**Directions for this task:** Strip the pictures and reproduce the rest of the listing exactly.

**Record list:**
⟨

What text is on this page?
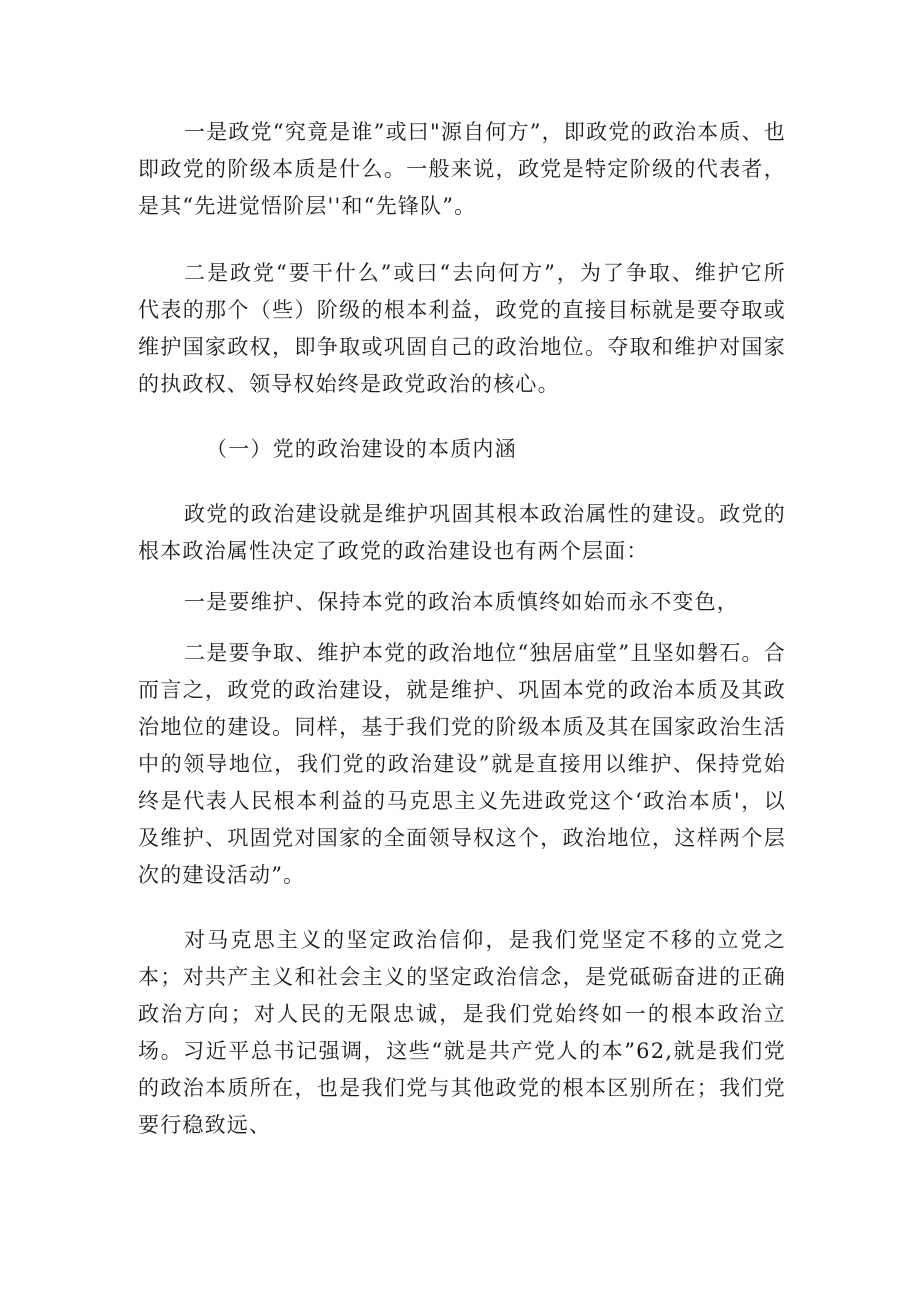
一是政党“究竟是谁”或曰"源自何方”，即政党的政治本质、也即政党的阶级本质是什么。一般来说，政党是特定阶级的代表者，是其“先进觉悟阶层''和“先锋队”。

二是政党“要干什么”或曰“去向何方”，为了争取、维护它所代表的那个（些）阶级的根本利益，政党的直接目标就是要夺取或维护国家政权，即争取或巩固自己的政治地位。夺取和维护对国家的执政权、领导权始终是政党政治的核心。

（一）党的政治建设的本质内涵

政党的政治建设就是维护巩固其根本政治属性的建设。政党的根本政治属性决定了政党的政治建设也有两个层面：

一是要维护、保持本党的政治本质慎终如始而永不变色，

二是要争取、维护本党的政治地位“独居庙堂”且坚如磐石。合而言之，政党的政治建设，就是维护、巩固本党的政治本质及其政治地位的建设。同样，基于我们党的阶级本质及其在国家政治生活中的领导地位，我们党的政治建设”就是直接用以维护、保持党始终是代表人民根本利益的马克思主义先进政党这个‘政治本质'，以及维护、巩固党对国家的全面领导权这个，政治地位，这样两个层次的建设活动”。

对马克思主义的坚定政治信仰，是我们党坚定不移的立党之本；对共产主义和社会主义的坚定政治信念，是党砥砺奋进的正确政治方向；对人民的无限忠诚，是我们党始终如一的根本政治立场。习近平总书记强调，这些“就是共产党人的本”62,就是我们党的政治本质所在，也是我们党与其他政党的根本区别所在；我们党要行稳致远、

⟩

**Final result:**
What text is on this page?
一是政党“究竟是谁”或曰"源自何方”，即政党的政治本质、也即政党的阶级本质是什么。一般来说，政党是特定阶级的代表者，是其“先进觉悟阶层''和“先锋队”。

二是政党“要干什么”或曰“去向何方”，为了争取、维护它所代表的那个（些）阶级的根本利益，政党的直接目标就是要夺取或维护国家政权，即争取或巩固自己的政治地位。夺取和维护对国家的执政权、领导权始终是政党政治的核心。

（一）党的政治建设的本质内涵

政党的政治建设就是维护巩固其根本政治属性的建设。政党的根本政治属性决定了政党的政治建设也有两个层面：

一是要维护、保持本党的政治本质慎终如始而永不变色，

二是要争取、维护本党的政治地位“独居庙堂”且坚如磐石。合而言之，政党的政治建设，就是维护、巩固本党的政治本质及其政治地位的建设。同样，基于我们党的阶级本质及其在国家政治生活中的领导地位，我们党的政治建设”就是直接用以维护、保持党始终是代表人民根本利益的马克思主义先进政党这个‘政治本质'，以及维护、巩固党对国家的全面领导权这个，政治地位，这样两个层次的建设活动”。

对马克思主义的坚定政治信仰，是我们党坚定不移的立党之本；对共产主义和社会主义的坚定政治信念，是党砥砺奋进的正确政治方向；对人民的无限忠诚，是我们党始终如一的根本政治立场。习近平总书记强调，这些“就是共产党人的本”62,就是我们党的政治本质所在，也是我们党与其他政党的根本区别所在；我们党要行稳致远、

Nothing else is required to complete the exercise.